WHAT THE EXERCISE ASKS
Which lines contain the string "JSON"? Please list every one of them.

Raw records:
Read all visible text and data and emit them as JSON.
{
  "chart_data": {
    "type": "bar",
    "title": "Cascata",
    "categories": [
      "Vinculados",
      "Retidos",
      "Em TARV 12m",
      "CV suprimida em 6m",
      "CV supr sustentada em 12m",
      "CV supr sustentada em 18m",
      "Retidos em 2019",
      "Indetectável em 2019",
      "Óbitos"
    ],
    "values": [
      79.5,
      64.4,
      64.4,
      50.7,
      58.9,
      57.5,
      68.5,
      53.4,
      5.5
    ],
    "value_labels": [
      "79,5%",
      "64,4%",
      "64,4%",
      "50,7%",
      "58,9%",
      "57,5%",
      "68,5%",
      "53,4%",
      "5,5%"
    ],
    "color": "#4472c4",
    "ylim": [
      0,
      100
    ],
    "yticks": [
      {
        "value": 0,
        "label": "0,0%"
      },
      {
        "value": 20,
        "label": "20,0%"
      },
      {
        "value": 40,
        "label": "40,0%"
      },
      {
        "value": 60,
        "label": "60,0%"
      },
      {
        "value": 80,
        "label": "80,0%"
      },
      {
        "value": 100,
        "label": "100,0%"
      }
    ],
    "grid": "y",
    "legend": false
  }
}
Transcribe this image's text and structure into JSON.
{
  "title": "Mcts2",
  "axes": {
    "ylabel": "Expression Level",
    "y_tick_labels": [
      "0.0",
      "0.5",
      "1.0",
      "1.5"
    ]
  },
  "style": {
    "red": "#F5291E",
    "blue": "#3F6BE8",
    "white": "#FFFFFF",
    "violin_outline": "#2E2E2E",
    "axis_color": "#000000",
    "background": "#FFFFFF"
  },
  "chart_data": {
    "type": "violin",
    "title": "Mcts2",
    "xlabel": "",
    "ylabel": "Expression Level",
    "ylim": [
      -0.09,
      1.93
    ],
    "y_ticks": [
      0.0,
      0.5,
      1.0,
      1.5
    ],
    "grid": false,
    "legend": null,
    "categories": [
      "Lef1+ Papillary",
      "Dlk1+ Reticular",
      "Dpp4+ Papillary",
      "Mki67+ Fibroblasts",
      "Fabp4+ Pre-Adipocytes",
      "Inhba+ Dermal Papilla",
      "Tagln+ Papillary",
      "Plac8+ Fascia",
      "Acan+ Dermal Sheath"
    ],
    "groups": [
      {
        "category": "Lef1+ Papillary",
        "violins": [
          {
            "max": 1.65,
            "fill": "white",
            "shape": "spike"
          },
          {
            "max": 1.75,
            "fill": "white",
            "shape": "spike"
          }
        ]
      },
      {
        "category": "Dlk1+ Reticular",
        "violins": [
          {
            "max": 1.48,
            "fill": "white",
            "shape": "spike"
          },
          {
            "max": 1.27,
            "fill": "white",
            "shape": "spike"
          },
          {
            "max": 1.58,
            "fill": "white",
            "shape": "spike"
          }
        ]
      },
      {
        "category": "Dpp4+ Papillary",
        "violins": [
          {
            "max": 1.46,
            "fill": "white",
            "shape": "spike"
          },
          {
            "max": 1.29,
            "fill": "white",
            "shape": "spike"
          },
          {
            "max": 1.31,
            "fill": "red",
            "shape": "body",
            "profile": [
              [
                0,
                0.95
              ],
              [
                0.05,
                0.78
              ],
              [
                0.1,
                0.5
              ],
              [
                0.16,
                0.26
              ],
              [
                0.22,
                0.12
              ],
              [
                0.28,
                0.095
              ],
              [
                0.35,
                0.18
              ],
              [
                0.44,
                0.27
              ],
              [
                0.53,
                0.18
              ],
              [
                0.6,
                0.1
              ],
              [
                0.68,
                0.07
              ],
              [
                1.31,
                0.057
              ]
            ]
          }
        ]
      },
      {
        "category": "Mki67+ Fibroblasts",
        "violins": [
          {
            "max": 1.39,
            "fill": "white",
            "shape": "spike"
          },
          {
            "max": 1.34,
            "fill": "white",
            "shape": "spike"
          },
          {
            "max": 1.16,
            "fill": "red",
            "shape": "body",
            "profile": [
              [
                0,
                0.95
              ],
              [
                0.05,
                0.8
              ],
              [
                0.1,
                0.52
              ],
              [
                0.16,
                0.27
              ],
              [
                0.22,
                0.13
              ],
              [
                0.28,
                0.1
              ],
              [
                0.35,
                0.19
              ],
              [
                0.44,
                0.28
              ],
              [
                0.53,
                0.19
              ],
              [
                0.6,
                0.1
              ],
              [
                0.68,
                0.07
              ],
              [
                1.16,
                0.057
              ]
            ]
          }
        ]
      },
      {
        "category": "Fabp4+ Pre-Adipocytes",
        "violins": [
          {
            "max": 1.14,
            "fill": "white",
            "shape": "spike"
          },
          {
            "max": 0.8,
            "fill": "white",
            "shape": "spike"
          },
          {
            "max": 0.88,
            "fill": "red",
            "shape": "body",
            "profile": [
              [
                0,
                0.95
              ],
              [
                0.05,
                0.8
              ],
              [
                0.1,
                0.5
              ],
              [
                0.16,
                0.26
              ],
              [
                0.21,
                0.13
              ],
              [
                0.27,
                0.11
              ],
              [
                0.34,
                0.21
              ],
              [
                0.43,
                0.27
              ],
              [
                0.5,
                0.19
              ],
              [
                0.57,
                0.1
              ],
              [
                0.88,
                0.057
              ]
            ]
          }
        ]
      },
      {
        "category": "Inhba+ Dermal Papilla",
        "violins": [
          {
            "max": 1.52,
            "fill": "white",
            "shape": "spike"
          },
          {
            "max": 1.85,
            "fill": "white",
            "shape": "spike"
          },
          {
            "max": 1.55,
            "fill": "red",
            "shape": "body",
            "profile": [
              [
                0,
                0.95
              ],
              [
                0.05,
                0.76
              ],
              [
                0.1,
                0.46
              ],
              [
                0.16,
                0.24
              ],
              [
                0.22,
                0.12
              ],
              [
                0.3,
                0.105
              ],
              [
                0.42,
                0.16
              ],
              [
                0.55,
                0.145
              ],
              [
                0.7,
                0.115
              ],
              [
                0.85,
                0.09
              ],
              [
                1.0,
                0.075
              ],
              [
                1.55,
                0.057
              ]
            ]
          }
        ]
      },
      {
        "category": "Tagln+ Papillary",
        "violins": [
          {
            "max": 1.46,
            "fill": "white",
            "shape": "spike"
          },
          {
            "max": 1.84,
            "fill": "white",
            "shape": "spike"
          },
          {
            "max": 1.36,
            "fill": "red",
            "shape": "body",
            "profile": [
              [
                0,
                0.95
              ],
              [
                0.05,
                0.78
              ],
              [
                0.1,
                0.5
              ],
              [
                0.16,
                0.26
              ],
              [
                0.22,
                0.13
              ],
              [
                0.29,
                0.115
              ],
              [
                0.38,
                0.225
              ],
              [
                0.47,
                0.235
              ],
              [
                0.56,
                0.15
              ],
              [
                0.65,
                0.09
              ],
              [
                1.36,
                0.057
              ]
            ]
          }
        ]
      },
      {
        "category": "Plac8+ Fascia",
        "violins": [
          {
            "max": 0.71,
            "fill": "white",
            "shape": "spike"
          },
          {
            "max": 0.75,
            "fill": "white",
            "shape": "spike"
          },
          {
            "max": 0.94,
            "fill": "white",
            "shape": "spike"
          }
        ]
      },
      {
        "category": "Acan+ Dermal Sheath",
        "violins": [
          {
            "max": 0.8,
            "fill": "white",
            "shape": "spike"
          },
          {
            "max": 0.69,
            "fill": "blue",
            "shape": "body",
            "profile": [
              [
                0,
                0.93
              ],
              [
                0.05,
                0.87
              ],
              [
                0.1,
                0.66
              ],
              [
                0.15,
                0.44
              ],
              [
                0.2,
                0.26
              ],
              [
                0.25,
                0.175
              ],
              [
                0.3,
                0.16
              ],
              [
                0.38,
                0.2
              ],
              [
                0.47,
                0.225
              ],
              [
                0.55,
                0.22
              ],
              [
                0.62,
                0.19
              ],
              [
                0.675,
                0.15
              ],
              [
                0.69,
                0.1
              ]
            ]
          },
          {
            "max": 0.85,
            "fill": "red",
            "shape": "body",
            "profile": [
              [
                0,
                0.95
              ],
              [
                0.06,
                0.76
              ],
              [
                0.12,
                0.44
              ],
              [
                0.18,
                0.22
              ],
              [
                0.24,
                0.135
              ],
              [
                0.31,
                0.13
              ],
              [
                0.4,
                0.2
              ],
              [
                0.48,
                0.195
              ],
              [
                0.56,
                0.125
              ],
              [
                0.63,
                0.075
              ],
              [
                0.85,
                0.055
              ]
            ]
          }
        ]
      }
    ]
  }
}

COMPLETE RESPONSE
Read all visible text and data and emit them as JSON.
Transcribe this image's text and structure into JSON.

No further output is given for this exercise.